» What is expected
Below are some records. Say how many of their lines include the string "icon", giving only the number.

----------------

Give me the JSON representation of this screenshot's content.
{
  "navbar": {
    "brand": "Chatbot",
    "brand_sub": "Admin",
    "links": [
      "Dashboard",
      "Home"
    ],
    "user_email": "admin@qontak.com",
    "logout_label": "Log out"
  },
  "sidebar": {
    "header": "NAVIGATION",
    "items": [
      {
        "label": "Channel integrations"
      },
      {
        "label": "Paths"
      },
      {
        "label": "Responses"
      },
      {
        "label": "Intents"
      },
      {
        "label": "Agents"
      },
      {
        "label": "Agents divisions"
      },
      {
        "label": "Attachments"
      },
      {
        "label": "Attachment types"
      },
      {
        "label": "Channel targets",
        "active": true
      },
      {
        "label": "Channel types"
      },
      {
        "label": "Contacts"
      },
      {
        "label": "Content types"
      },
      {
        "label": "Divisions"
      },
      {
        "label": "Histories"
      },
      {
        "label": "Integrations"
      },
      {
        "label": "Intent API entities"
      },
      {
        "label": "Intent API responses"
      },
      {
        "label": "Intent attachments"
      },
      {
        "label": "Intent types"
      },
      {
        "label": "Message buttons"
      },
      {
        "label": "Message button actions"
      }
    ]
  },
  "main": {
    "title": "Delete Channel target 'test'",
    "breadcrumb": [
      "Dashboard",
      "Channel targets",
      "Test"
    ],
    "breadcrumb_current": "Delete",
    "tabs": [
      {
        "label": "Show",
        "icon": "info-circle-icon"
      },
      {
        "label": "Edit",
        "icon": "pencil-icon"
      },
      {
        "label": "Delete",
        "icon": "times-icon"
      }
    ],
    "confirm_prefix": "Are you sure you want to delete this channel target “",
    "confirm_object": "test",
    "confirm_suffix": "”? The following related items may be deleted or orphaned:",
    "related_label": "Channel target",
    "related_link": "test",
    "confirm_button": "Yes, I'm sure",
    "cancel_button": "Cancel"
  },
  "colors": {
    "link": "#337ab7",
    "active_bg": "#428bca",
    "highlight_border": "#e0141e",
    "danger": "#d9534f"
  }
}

----------------

» Result for this exercise
3